=== DATA PROVIDED ===
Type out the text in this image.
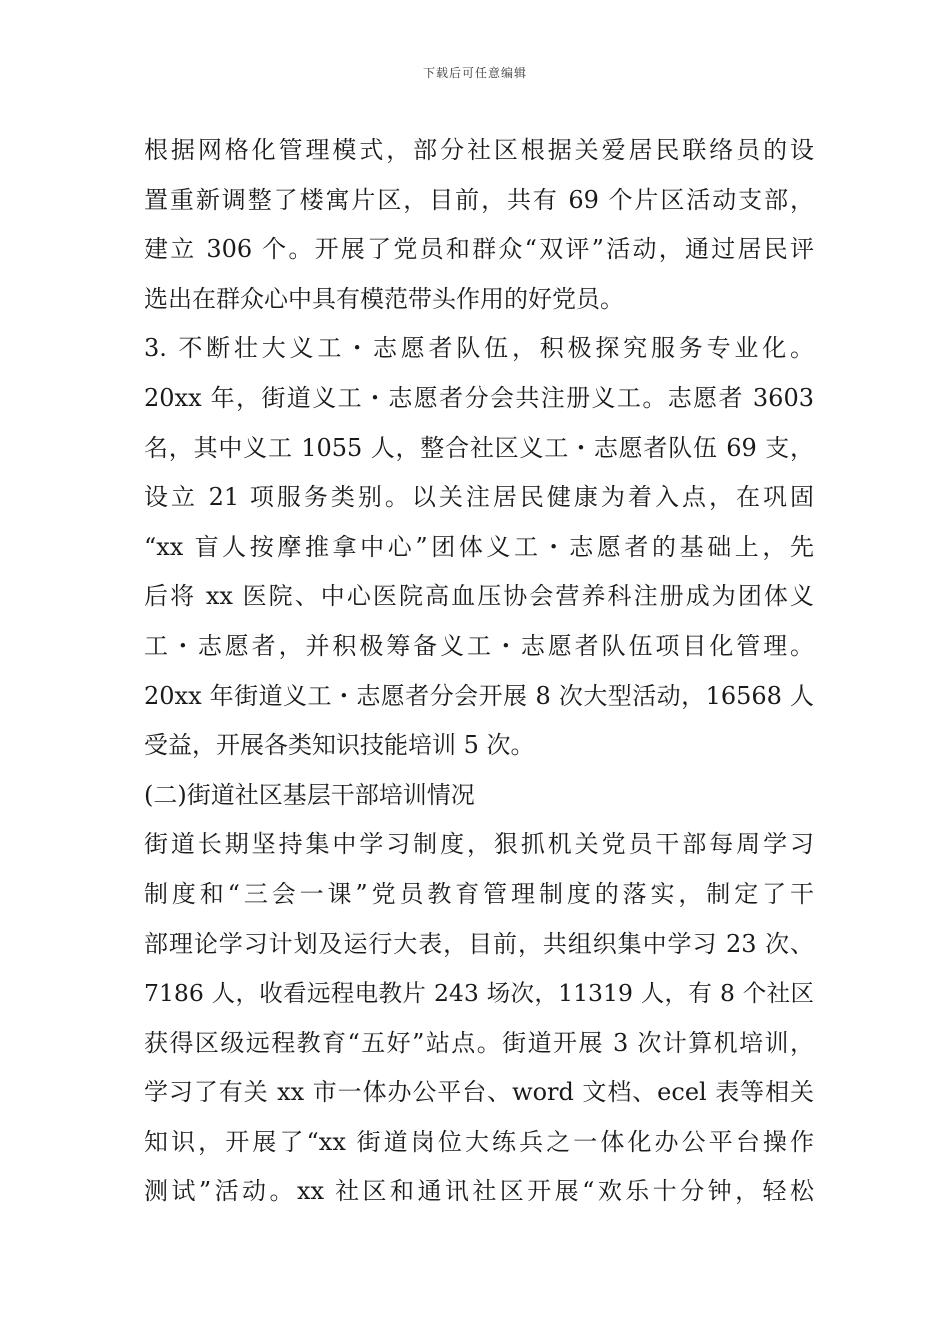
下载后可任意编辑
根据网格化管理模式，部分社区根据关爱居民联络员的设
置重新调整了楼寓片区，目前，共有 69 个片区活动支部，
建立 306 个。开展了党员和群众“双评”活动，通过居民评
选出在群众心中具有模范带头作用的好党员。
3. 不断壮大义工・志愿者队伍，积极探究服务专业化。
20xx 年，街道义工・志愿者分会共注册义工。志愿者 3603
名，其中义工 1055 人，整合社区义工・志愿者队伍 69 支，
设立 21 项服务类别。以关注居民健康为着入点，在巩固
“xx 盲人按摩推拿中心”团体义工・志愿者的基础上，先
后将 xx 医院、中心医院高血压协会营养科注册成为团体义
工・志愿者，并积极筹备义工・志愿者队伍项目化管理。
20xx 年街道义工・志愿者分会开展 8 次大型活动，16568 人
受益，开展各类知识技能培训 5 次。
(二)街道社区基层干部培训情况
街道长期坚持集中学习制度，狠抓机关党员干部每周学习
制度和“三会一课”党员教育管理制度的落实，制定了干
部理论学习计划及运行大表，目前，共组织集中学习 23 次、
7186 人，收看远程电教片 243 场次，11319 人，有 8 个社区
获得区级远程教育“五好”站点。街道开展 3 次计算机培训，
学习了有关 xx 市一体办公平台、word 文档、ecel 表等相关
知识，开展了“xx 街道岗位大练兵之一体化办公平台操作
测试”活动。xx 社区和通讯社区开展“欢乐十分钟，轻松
===
### WHAT IS EXPECTED:
Using the material above, set down every line exactly, but skip the pictures.

### CORRECT RESULT:
Type out the text in this image.
下载后可任意编辑
根据网格化管理模式，部分社区根据关爱居民联络员的设
置重新调整了楼寓片区，目前，共有 69 个片区活动支部，
建立 306 个。开展了党员和群众“双评”活动，通过居民评
选出在群众心中具有模范带头作用的好党员。
3. 不断壮大义工・志愿者队伍，积极探究服务专业化。
20xx 年，街道义工・志愿者分会共注册义工。志愿者 3603
名，其中义工 1055 人，整合社区义工・志愿者队伍 69 支，
设立 21 项服务类别。以关注居民健康为着入点，在巩固
“xx 盲人按摩推拿中心”团体义工・志愿者的基础上，先
后将 xx 医院、中心医院高血压协会营养科注册成为团体义
工・志愿者，并积极筹备义工・志愿者队伍项目化管理。
20xx 年街道义工・志愿者分会开展 8 次大型活动，16568 人
受益，开展各类知识技能培训 5 次。
(二)街道社区基层干部培训情况
街道长期坚持集中学习制度，狠抓机关党员干部每周学习
制度和“三会一课”党员教育管理制度的落实，制定了干
部理论学习计划及运行大表，目前，共组织集中学习 23 次、
7186 人，收看远程电教片 243 场次，11319 人，有 8 个社区
获得区级远程教育“五好”站点。街道开展 3 次计算机培训，
学习了有关 xx 市一体办公平台、word 文档、ecel 表等相关
知识，开展了“xx 街道岗位大练兵之一体化办公平台操作
测试”活动。xx 社区和通讯社区开展“欢乐十分钟，轻松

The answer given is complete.